● Brief:
Exclude the pictures; give every entry again exactly as written.

---------- Raw records

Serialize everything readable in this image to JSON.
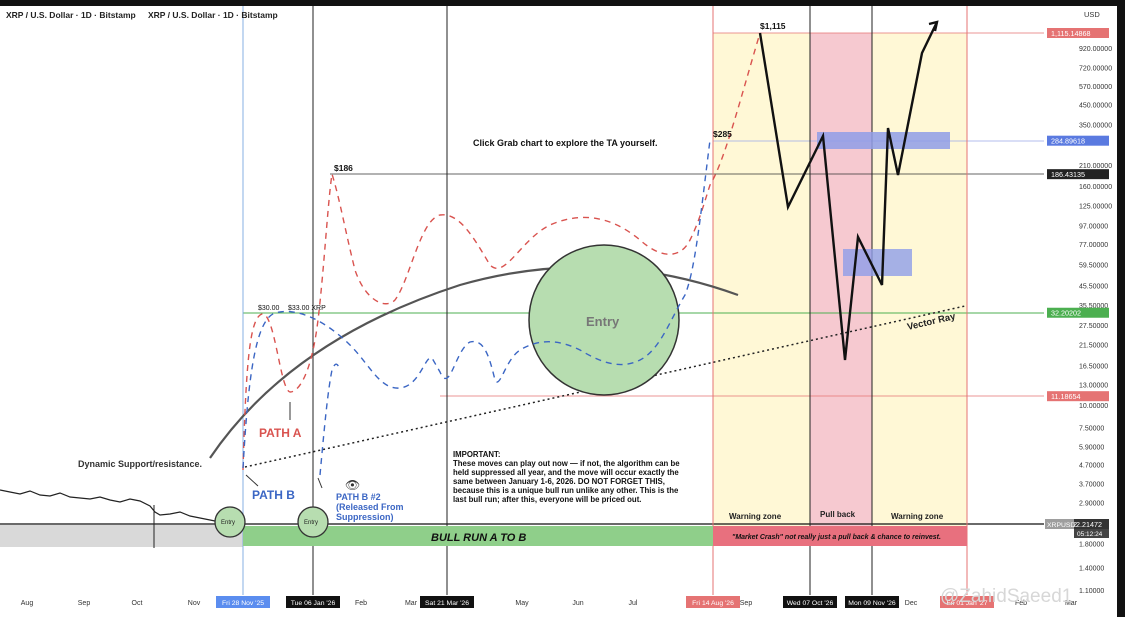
{
  "chart_title": "XRP / U.S. Dollar · 1D · Bitstamp",
  "axis_currency": "USD",
  "watermark": "@ZahidSaeed1",
  "colors": {
    "path_a": "#d9534f",
    "path_b": "#3b66c4",
    "support_line": "#555555",
    "warning_zone": "#fff8d6",
    "pullback_zone": "#f6c9d0",
    "bull_run_bar": "#8fcf8a",
    "market_crash_bar": "#e8707e",
    "entry_fill": "#b7ddb0",
    "green_level": "#4caf50",
    "red_level": "#e57373",
    "blue_box": "#8f9ee8",
    "purple_level": "#8a63d2"
  },
  "chart_data": {
    "type": "line",
    "title": "XRP / U.S. Dollar · 1D · Bitstamp",
    "symbol": "XRPUSD",
    "y_scale": "log",
    "x_tick_labels": [
      "Aug",
      "Sep",
      "Oct",
      "Nov",
      "Feb",
      "Mar",
      "May",
      "Jun",
      "Jul",
      "Sep",
      "Dec",
      "Feb",
      "Mar"
    ],
    "x_date_labels": [
      "Fri 28 Nov '25",
      "Tue 06 Jan '26",
      "Sat 21 Mar '26",
      "Fri 14 Aug '26",
      "Wed 07 Oct '26",
      "Mon 09 Nov '26",
      "Fri 01 Jan '27"
    ],
    "y_tick_labels": [
      "920.00000",
      "720.00000",
      "570.00000",
      "450.00000",
      "350.00000",
      "210.00000",
      "160.00000",
      "125.00000",
      "97.00000",
      "77.00000",
      "59.50000",
      "45.50000",
      "35.50000",
      "27.50000",
      "21.50000",
      "16.50000",
      "13.00000",
      "10.00000",
      "7.50000",
      "5.90000",
      "4.70000",
      "3.70000",
      "2.90000",
      "1.80000",
      "1.40000",
      "1.10000"
    ],
    "price_tags": [
      {
        "label": "1,115.14868",
        "value": 1115.14868,
        "color": "#e57373"
      },
      {
        "label": "284.89618",
        "value": 284.89618,
        "color": "#5a7ae0"
      },
      {
        "label": "186.43135",
        "value": 186.43135,
        "color": "#222222"
      },
      {
        "label": "32.20202",
        "value": 32.20202,
        "color": "#4caf50"
      },
      {
        "label": "11.18654",
        "value": 11.18654,
        "color": "#e57373"
      },
      {
        "label": "2.21472",
        "value": 2.21472,
        "color": "#333333"
      }
    ],
    "current_price": {
      "symbol": "XRPUSD",
      "price": "2.21472",
      "countdown": "05:12:24"
    },
    "price_labels": [
      "$1,115",
      "$285",
      "$186",
      "$30.00",
      "$33.00 XRP"
    ]
  },
  "annotations": {
    "click_grab": "Click Grab chart to explore the TA yourself.",
    "dynamic_support": "Dynamic Support/resistance.",
    "path_a": "PATH A",
    "path_b": "PATH B",
    "path_b2_line1": "PATH B #2",
    "path_b2_line2": "(Released From",
    "path_b2_line3": "Suppression)",
    "entry_big": "Entry",
    "entry_small": "Entry",
    "vector_ray": "Vector Ray",
    "important_title": "IMPORTANT:",
    "important_lines": [
      "These moves can play out now — if not, the algorithm can be",
      "held suppressed all year, and the move will occur exactly the",
      "same between January 1-6, 2026. DO NOT FORGET THIS,",
      "because this is a unique bull run unlike any other. This is the",
      "last bull run; after this, everyone will be priced out."
    ],
    "warning_zone_1": "Warning zone",
    "pull_back": "Pull back",
    "warning_zone_2": "Warning zone",
    "bull_run": "BULL RUN A TO B",
    "market_crash": "\"Market Crash\" not really just a pull back & chance to reinvest."
  }
}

--------------------

● Solution to this problem:
Serialize everything readable in this image to JSON.
{
  "chart_title": "XRP / U.S. Dollar · 1D · Bitstamp",
  "axis_currency": "USD",
  "watermark": "@ZahidSaeed1",
  "colors": {
    "path_a": "#d9534f",
    "path_b": "#3b66c4",
    "support_line": "#555555",
    "warning_zone": "#fff8d6",
    "pullback_zone": "#f6c9d0",
    "bull_run_bar": "#8fcf8a",
    "market_crash_bar": "#e8707e",
    "entry_fill": "#b7ddb0",
    "green_level": "#4caf50",
    "red_level": "#e57373",
    "blue_box": "#8f9ee8",
    "purple_level": "#8a63d2"
  },
  "chart_data": {
    "type": "line",
    "title": "XRP / U.S. Dollar · 1D · Bitstamp",
    "symbol": "XRPUSD",
    "y_scale": "log",
    "x_tick_labels": [
      "Aug",
      "Sep",
      "Oct",
      "Nov",
      "Feb",
      "Mar",
      "May",
      "Jun",
      "Jul",
      "Sep",
      "Dec",
      "Feb",
      "Mar"
    ],
    "x_date_labels": [
      "Fri 28 Nov '25",
      "Tue 06 Jan '26",
      "Sat 21 Mar '26",
      "Fri 14 Aug '26",
      "Wed 07 Oct '26",
      "Mon 09 Nov '26",
      "Fri 01 Jan '27"
    ],
    "y_tick_labels": [
      "920.00000",
      "720.00000",
      "570.00000",
      "450.00000",
      "350.00000",
      "210.00000",
      "160.00000",
      "125.00000",
      "97.00000",
      "77.00000",
      "59.50000",
      "45.50000",
      "35.50000",
      "27.50000",
      "21.50000",
      "16.50000",
      "13.00000",
      "10.00000",
      "7.50000",
      "5.90000",
      "4.70000",
      "3.70000",
      "2.90000",
      "1.80000",
      "1.40000",
      "1.10000"
    ],
    "price_tags": [
      {
        "label": "1,115.14868",
        "value": 1115.14868,
        "color": "#e57373"
      },
      {
        "label": "284.89618",
        "value": 284.89618,
        "color": "#5a7ae0"
      },
      {
        "label": "186.43135",
        "value": 186.43135,
        "color": "#222222"
      },
      {
        "label": "32.20202",
        "value": 32.20202,
        "color": "#4caf50"
      },
      {
        "label": "11.18654",
        "value": 11.18654,
        "color": "#e57373"
      },
      {
        "label": "2.21472",
        "value": 2.21472,
        "color": "#333333"
      }
    ],
    "current_price": {
      "symbol": "XRPUSD",
      "price": "2.21472",
      "countdown": "05:12:24"
    },
    "price_labels": [
      "$1,115",
      "$285",
      "$186",
      "$30.00",
      "$33.00 XRP"
    ]
  },
  "annotations": {
    "click_grab": "Click Grab chart to explore the TA yourself.",
    "dynamic_support": "Dynamic Support/resistance.",
    "path_a": "PATH A",
    "path_b": "PATH B",
    "path_b2_line1": "PATH B #2",
    "path_b2_line2": "(Released From",
    "path_b2_line3": "Suppression)",
    "entry_big": "Entry",
    "entry_small": "Entry",
    "vector_ray": "Vector Ray",
    "important_title": "IMPORTANT:",
    "important_lines": [
      "These moves can play out now — if not, the algorithm can be",
      "held suppressed all year, and the move will occur exactly the",
      "same between January 1-6, 2026. DO NOT FORGET THIS,",
      "because this is a unique bull run unlike any other. This is the",
      "last bull run; after this, everyone will be priced out."
    ],
    "warning_zone_1": "Warning zone",
    "pull_back": "Pull back",
    "warning_zone_2": "Warning zone",
    "bull_run": "BULL RUN A TO B",
    "market_crash": "\"Market Crash\" not really just a pull back & chance to reinvest."
  }
}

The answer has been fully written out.